Text:
QUEENSLAND CIVIL AND ADMINISTRATIVE TRIBUNAL

 

CITATION:

Derrick v Mitchell & Ors [2018] QCATA 145

PARTIES:

ROBERT CHARLES DERRICK

(applicant/appellant)

 

v

 

HAMISH MITCHELL

RUI GUAN
360 PROPERTY MANAGEMENT

(respondent)

APPLICATION NO/S:

APL005-18

ORIGINATING APPLICATION NO/S:

MCD T285/17

MATTER TYPE:

Appeals

DELIVERED ON:

18 September 2018

HEARING DATE:

22 August 2018

HEARD AT:

Brisbane

DECISION OF:

Justice Carmody

ORDERS:

  1. The Attorney-General is excused from further participation in the proceeding.
  2. The application for leave to appeal or appeal will be decided on the papers not before 30 October 2018 based on the submissions already filed by the parties. 

CATCHWORDS:

CONSTITUTIONAL LAW – where the respondents’ property agent brought an application in the tribunal against a former tenant on behalf of the co-lessors – where the address for service of the application was in Western Australia – whether QCAT is a court invested with federal diversity jurisdiction under the Constitution s 75(iv) and the Judiciary Act 1903 (Cth) s 39(2) to decide disputes between the residents of different states – where the Queensland position has been authoritatively settled by the Court of Appeal – where QCAT is a Chapter III court – where the Attorney-General is excused from further participation in the proceeding – where the tenancy dispute will be decided on the papers informed by the submissions already filed by the parties

Australian Constitution s 75(iv)

Directions for this task: Extend the QCAT decision in Derrick v Mitchell above, picking up right after its last line.

Dataset content:
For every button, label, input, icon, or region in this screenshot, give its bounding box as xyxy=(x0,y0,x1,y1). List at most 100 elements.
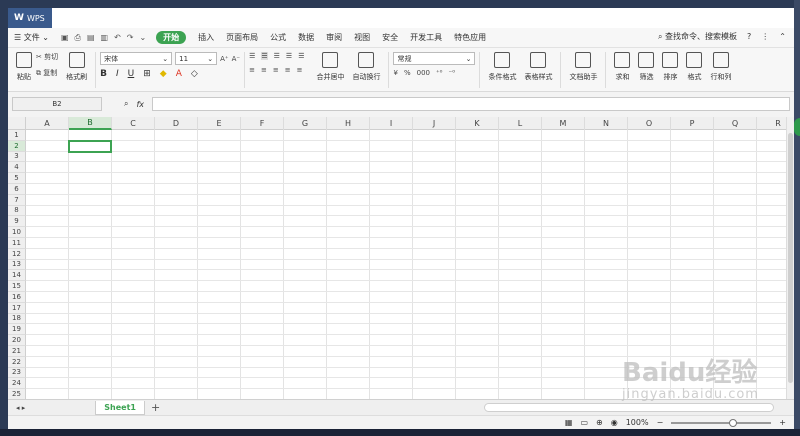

The result:
Queensland Civil and Administrative Tribunal Act 2009 (Qld) s 164

Burns v Corbett [2018] HCA 15

Johnson v Dibbin; Gatsby v Gatsby

[2018] NSWCATAP 45

m>(2013) 2 Qd R 327

Zistis v Zistis [2018] NSWSC 722

APPEARANCES &

REPRESENTATION:

Applicant:

Self-represented

Respondents:

Adele Crocker, 360 Property Management

Attorney-General of Queensland:

Mr AD Keyes, of Counsel

Mr NG Harris, Crown Law

REASONS FOR DECISION

  1. [1]
    In 2016 a company carrying on business as a property agent in Mackay successfully brought an application in the tribunal against a former tenant (now the applicant for leave to appeal) claiming compensation for damage to a residential rental property on behalf of the named lessor respondents who, presumably, also lived in Queensland. The applicant’s address for service was in Western Australia.
  2. [2]
    QCAT is a creature of statute. It can only validly resolve disputes if it has jurisdiction over both the subject matter and the parties. As with any inferior court, the tribunal’s adjudicative authority is not assumed but, rather, must appear on the face of the record. Judicial power that is not conferred by the QCAT Act or an enabling Act cannot be acquired by consent, submission, waiver, silence or merely for the sake of convenience.
  3. [3]
    While State legislatures may confer powers on a body that is not a court of a State to deal with other disputes within the limits of their respective subject matter, locality and monetary limits, resolving matters between the residents of different States within the integrated judicial system[1] of Australia (so-called diversity jurisdiction) is the exclusive province of those courts permitted to exercise federal judicial power by ss 38-43 of the Judiciary Act 1903 (Cth).
  4. [4]
    Accordingly, unless the tribunal is a Chapter III court, it lacks diversity jurisdiction and the order under appeal is liable to be set aside as a nullity.
  5. [5]
    The Attorney-General for Queensland elected to intervene in the proceeding as a party under s 41 QCAT Act.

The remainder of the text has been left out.